### [Task requirements]
Every line that holds the string "CONSULTORIOS" is to be identified and copied.

### [Data supplied]
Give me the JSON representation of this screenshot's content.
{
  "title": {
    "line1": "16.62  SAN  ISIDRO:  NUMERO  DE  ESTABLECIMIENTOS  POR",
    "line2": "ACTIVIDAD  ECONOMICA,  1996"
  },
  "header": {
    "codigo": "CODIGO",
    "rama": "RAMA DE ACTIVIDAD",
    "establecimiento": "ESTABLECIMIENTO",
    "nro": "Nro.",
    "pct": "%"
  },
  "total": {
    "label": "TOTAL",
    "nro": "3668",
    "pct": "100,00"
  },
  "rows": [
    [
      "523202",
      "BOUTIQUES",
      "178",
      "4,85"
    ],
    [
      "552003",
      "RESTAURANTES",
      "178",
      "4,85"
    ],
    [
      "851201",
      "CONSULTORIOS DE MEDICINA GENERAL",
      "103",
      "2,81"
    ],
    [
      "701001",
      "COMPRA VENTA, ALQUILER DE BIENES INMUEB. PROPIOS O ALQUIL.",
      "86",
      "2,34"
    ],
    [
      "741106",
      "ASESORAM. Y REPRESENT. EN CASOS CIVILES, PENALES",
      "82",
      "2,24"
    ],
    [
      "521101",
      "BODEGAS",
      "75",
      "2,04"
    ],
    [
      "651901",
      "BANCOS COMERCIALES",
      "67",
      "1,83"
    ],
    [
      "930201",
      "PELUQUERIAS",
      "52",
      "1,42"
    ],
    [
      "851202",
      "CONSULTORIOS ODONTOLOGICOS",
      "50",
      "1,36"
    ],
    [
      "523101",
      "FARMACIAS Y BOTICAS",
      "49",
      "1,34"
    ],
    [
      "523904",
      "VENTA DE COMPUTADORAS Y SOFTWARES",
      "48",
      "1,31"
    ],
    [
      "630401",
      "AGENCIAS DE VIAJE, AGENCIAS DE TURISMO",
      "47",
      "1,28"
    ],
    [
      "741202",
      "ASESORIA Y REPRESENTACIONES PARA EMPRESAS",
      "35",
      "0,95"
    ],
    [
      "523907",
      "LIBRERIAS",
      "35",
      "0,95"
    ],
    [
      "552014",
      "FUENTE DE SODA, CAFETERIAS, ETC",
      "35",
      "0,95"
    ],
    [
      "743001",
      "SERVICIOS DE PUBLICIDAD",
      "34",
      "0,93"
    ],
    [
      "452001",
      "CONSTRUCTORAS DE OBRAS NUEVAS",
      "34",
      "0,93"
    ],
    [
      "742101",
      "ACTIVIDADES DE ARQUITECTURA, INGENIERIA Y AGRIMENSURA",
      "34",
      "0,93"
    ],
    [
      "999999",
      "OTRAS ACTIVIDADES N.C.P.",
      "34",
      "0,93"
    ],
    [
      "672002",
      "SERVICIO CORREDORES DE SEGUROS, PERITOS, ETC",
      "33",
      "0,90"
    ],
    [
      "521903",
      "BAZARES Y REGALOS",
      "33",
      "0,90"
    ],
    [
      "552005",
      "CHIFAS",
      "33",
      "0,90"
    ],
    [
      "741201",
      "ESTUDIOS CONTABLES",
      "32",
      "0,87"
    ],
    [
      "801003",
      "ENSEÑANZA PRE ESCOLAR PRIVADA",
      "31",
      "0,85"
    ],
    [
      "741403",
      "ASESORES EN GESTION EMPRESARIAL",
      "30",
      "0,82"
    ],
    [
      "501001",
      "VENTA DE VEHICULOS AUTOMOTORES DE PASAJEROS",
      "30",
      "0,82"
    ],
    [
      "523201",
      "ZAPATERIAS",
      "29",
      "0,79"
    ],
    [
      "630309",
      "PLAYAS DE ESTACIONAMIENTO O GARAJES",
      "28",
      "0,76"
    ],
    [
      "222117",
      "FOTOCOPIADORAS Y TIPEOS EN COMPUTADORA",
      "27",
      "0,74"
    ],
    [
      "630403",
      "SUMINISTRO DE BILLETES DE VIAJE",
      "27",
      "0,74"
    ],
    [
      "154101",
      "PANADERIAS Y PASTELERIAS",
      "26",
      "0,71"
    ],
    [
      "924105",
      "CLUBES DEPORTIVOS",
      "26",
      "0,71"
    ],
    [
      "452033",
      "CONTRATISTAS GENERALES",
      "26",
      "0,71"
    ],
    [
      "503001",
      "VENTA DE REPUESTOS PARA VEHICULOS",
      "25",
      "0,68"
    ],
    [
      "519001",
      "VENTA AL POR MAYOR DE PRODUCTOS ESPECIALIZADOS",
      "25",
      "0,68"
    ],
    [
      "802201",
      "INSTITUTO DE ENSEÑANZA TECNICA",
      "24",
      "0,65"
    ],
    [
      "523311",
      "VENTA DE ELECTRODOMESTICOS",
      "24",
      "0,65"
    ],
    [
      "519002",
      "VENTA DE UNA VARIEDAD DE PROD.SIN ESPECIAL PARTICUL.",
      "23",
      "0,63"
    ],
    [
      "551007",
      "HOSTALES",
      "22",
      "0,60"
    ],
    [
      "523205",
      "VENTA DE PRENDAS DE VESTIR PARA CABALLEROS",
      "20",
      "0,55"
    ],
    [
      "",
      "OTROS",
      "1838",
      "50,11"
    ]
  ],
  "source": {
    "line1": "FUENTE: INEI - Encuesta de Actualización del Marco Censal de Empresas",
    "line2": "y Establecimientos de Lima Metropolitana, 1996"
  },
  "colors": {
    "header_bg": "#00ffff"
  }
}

### [Solution for this problem]
      "CONSULTORIOS DE MEDICINA GENERAL",
      "CONSULTORIOS ODONTOLOGICOS",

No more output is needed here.